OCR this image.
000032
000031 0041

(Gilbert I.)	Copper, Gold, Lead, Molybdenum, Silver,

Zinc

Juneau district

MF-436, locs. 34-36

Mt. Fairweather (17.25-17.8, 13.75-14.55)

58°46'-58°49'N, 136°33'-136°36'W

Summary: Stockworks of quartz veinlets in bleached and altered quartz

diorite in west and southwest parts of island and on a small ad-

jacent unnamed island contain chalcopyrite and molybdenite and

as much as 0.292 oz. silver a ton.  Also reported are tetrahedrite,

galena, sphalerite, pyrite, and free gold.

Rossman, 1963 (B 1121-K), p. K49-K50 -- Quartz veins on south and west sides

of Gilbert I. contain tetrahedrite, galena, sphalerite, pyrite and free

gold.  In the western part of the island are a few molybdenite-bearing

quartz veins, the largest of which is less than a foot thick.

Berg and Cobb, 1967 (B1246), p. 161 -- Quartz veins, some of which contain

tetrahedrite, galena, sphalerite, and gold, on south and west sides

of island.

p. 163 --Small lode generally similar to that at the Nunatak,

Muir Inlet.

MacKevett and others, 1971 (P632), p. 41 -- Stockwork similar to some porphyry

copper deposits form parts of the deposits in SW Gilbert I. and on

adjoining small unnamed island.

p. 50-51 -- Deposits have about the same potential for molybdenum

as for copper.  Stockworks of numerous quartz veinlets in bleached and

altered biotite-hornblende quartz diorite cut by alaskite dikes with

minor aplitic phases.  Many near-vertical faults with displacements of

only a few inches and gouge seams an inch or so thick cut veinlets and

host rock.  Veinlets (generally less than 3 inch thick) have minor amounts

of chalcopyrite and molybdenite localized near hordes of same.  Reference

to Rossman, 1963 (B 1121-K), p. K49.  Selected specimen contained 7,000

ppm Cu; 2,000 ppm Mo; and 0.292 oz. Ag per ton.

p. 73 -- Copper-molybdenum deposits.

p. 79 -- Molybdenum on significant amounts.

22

◆ **Written exercise**
Type out the material again exactly as presented.

◆ **Final result**
OCR this image.
000032
000031 0041

(Gilbert I.)	Copper, Gold, Lead, Molybdenum, Silver,

Zinc

Juneau district

MF-436, locs. 34-36

Mt. Fairweather (17.25-17.8, 13.75-14.55)

58°46'-58°49'N, 136°33'-136°36'W

Summary: Stockworks of quartz veinlets in bleached and altered quartz

diorite in west and southwest parts of island and on a small ad-

jacent unnamed island contain chalcopyrite and molybdenite and

as much as 0.292 oz. silver a ton.  Also reported are tetrahedrite,

galena, sphalerite, pyrite, and free gold.

Rossman, 1963 (B 1121-K), p. K49-K50 -- Quartz veins on south and west sides

of Gilbert I. contain tetrahedrite, galena, sphalerite, pyrite and free

gold.  In the western part of the island are a few molybdenite-bearing

quartz veins, the largest of which is less than a foot thick.

Berg and Cobb, 1967 (B1246), p. 161 -- Quartz veins, some of which contain

tetrahedrite, galena, sphalerite, and gold, on south and west sides

of island.

p. 163 --Small lode generally similar to that at the Nunatak,

Muir Inlet.

MacKevett and others, 1971 (P632), p. 41 -- Stockwork similar to some porphyry

copper deposits form parts of the deposits in SW Gilbert I. and on

adjoining small unnamed island.

p. 50-51 -- Deposits have about the same potential for molybdenum

as for copper.  Stockworks of numerous quartz veinlets in bleached and

altered biotite-hornblende quartz diorite cut by alaskite dikes with

minor aplitic phases.  Many near-vertical faults with displacements of

only a few inches and gouge seams an inch or so thick cut veinlets and

host rock.  Veinlets (generally less than 3 inch thick) have minor amounts

of chalcopyrite and molybdenite localized near hordes of same.  Reference

to Rossman, 1963 (B 1121-K), p. K49.  Selected specimen contained 7,000

ppm Cu; 2,000 ppm Mo; and 0.292 oz. Ag per ton.

p. 73 -- Copper-molybdenum deposits.

p. 79 -- Molybdenum on significant amounts.

22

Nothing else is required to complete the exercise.